** PROMPT **
Return the records that follow, matching each one exactly.

[start of EXERCISE INPUT]

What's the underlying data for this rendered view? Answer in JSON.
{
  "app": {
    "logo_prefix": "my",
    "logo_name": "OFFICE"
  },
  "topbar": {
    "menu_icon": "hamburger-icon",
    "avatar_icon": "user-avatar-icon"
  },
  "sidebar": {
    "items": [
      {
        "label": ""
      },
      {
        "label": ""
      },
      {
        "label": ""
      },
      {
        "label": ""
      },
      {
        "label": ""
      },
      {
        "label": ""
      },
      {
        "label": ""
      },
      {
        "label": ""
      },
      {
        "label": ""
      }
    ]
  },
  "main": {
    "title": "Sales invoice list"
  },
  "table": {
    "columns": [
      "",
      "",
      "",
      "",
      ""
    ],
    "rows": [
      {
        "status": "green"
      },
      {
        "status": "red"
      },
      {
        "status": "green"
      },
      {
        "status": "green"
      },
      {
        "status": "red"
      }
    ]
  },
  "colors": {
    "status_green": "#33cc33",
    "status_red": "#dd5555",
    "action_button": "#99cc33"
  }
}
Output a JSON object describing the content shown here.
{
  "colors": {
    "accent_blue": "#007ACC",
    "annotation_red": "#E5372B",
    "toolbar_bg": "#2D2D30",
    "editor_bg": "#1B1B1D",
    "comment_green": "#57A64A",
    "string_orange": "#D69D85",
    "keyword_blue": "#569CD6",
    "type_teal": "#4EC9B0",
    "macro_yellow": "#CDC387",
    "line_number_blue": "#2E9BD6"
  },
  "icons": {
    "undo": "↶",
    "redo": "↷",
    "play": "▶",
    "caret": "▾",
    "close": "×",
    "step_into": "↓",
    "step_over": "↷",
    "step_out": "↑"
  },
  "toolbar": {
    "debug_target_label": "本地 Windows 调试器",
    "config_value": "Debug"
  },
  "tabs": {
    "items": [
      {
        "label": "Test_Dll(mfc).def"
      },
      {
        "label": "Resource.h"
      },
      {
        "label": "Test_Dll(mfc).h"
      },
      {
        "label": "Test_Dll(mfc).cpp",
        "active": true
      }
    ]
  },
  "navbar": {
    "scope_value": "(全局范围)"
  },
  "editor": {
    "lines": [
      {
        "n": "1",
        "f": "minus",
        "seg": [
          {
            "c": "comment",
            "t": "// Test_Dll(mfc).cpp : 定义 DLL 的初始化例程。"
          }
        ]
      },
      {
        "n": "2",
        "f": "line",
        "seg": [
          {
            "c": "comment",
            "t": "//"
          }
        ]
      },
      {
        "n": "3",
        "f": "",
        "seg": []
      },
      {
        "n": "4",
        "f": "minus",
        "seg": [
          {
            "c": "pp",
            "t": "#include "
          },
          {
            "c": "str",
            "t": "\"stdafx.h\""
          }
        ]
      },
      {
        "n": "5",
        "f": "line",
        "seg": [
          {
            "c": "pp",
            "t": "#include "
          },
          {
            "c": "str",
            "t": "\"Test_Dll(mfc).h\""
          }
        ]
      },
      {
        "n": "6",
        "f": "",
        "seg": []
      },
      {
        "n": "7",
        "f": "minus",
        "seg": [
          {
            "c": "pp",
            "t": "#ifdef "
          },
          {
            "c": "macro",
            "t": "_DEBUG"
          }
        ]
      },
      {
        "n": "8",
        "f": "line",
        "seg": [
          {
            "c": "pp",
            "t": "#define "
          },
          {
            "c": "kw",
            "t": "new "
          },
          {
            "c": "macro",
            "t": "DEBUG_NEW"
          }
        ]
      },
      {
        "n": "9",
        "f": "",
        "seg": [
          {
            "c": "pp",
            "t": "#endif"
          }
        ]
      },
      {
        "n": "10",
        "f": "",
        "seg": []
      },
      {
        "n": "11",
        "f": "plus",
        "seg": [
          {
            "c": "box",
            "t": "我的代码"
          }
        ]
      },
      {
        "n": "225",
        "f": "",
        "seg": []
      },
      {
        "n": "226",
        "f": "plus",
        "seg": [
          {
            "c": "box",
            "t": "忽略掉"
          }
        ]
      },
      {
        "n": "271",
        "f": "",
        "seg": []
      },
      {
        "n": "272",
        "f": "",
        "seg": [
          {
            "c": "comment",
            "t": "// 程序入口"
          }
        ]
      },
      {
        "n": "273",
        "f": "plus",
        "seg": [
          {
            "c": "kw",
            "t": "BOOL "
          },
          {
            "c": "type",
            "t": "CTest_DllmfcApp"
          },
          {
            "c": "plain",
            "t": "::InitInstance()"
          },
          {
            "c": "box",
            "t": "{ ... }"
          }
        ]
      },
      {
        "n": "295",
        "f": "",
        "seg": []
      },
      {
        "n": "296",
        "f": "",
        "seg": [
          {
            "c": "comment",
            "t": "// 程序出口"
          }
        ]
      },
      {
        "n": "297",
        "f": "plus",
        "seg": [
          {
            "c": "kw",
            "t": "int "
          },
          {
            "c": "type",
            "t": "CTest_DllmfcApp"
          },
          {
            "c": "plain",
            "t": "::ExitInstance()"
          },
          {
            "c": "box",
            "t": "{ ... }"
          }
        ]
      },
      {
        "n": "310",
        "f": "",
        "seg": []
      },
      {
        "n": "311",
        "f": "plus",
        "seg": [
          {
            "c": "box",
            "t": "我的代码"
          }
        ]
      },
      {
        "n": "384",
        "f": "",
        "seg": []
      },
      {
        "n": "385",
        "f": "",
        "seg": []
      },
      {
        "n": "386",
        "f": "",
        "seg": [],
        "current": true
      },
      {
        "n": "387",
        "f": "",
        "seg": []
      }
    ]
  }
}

[end of EXERCISE INPUT]

** TASK RESULT **
What's the underlying data for this rendered view? Answer in JSON.
{
  "app": {
    "logo_prefix": "my",
    "logo_name": "OFFICE"
  },
  "topbar": {
    "menu_icon": "hamburger-icon",
    "avatar_icon": "user-avatar-icon"
  },
  "sidebar": {
    "items": [
      {
        "label": ""
      },
      {
        "label": ""
      },
      {
        "label": ""
      },
      {
        "label": ""
      },
      {
        "label": ""
      },
      {
        "label": ""
      },
      {
        "label": ""
      },
      {
        "label": ""
      },
      {
        "label": ""
      }
    ]
  },
  "main": {
    "title": "Sales invoice list"
  },
  "table": {
    "columns": [
      "",
      "",
      "",
      "",
      ""
    ],
    "rows": [
      {
        "status": "green"
      },
      {
        "status": "red"
      },
      {
        "status": "green"
      },
      {
        "status": "green"
      },
      {
        "status": "red"
      }
    ]
  },
  "colors": {
    "status_green": "#33cc33",
    "status_red": "#dd5555",
    "action_button": "#99cc33"
  }
}
Output a JSON object describing the content shown here.
{
  "colors": {
    "accent_blue": "#007ACC",
    "annotation_red": "#E5372B",
    "toolbar_bg": "#2D2D30",
    "editor_bg": "#1B1B1D",
    "comment_green": "#57A64A",
    "string_orange": "#D69D85",
    "keyword_blue": "#569CD6",
    "type_teal": "#4EC9B0",
    "macro_yellow": "#CDC387",
    "line_number_blue": "#2E9BD6"
  },
  "icons": {
    "undo": "↶",
    "redo": "↷",
    "play": "▶",
    "caret": "▾",
    "close": "×",
    "step_into": "↓",
    "step_over": "↷",
    "step_out": "↑"
  },
  "toolbar": {
    "debug_target_label": "本地 Windows 调试器",
    "config_value": "Debug"
  },
  "tabs": {
    "items": [
      {
        "label": "Test_Dll(mfc).def"
      },
      {
        "label": "Resource.h"
      },
      {
        "label": "Test_Dll(mfc).h"
      },
      {
        "label": "Test_Dll(mfc).cpp",
        "active": true
      }
    ]
  },
  "navbar": {
    "scope_value": "(全局范围)"
  },
  "editor": {
    "lines": [
      {
        "n": "1",
        "f": "minus",
        "seg": [
          {
            "c": "comment",
            "t": "// Test_Dll(mfc).cpp : 定义 DLL 的初始化例程。"
          }
        ]
      },
      {
        "n": "2",
        "f": "line",
        "seg": [
          {
            "c": "comment",
            "t": "//"
          }
        ]
      },
      {
        "n": "3",
        "f": "",
        "seg": []
      },
      {
        "n": "4",
        "f": "minus",
        "seg": [
          {
            "c": "pp",
            "t": "#include "
          },
          {
            "c": "str",
            "t": "\"stdafx.h\""
          }
        ]
      },
      {
        "n": "5",
        "f": "line",
        "seg": [
          {
            "c": "pp",
            "t": "#include "
          },
          {
            "c": "str",
            "t": "\"Test_Dll(mfc).h\""
          }
        ]
      },
      {
        "n": "6",
        "f": "",
        "seg": []
      },
      {
        "n": "7",
        "f": "minus",
        "seg": [
          {
            "c": "pp",
            "t": "#ifdef "
          },
          {
            "c": "macro",
            "t": "_DEBUG"
          }
        ]
      },
      {
        "n": "8",
        "f": "line",
        "seg": [
          {
            "c": "pp",
            "t": "#define "
          },
          {
            "c": "kw",
            "t": "new "
          },
          {
            "c": "macro",
            "t": "DEBUG_NEW"
          }
        ]
      },
      {
        "n": "9",
        "f": "",
        "seg": [
          {
            "c": "pp",
            "t": "#endif"
          }
        ]
      },
      {
        "n": "10",
        "f": "",
        "seg": []
      },
      {
        "n": "11",
        "f": "plus",
        "seg": [
          {
            "c": "box",
            "t": "我的代码"
          }
        ]
      },
      {
        "n": "225",
        "f": "",
        "seg": []
      },
      {
        "n": "226",
        "f": "plus",
        "seg": [
          {
            "c": "box",
            "t": "忽略掉"
          }
        ]
      },
      {
        "n": "271",
        "f": "",
        "seg": []
      },
      {
        "n": "272",
        "f": "",
        "seg": [
          {
            "c": "comment",
            "t": "// 程序入口"
          }
        ]
      },
      {
        "n": "273",
        "f": "plus",
        "seg": [
          {
            "c": "kw",
            "t": "BOOL "
          },
          {
            "c": "type",
            "t": "CTest_DllmfcApp"
          },
          {
            "c": "plain",
            "t": "::InitInstance()"
          },
          {
            "c": "box",
            "t": "{ ... }"
          }
        ]
      },
      {
        "n": "295",
        "f": "",
        "seg": []
      },
      {
        "n": "296",
        "f": "",
        "seg": [
          {
            "c": "comment",
            "t": "// 程序出口"
          }
        ]
      },
      {
        "n": "297",
        "f": "plus",
        "seg": [
          {
            "c": "kw",
            "t": "int "
          },
          {
            "c": "type",
            "t": "CTest_DllmfcApp"
          },
          {
            "c": "plain",
            "t": "::ExitInstance()"
          },
          {
            "c": "box",
            "t": "{ ... }"
          }
        ]
      },
      {
        "n": "310",
        "f": "",
        "seg": []
      },
      {
        "n": "311",
        "f": "plus",
        "seg": [
          {
            "c": "box",
            "t": "我的代码"
          }
        ]
      },
      {
        "n": "384",
        "f": "",
        "seg": []
      },
      {
        "n": "385",
        "f": "",
        "seg": []
      },
      {
        "n": "386",
        "f": "",
        "seg": [],
        "current": true
      },
      {
        "n": "387",
        "f": "",
        "seg": []
      }
    ]
  }
}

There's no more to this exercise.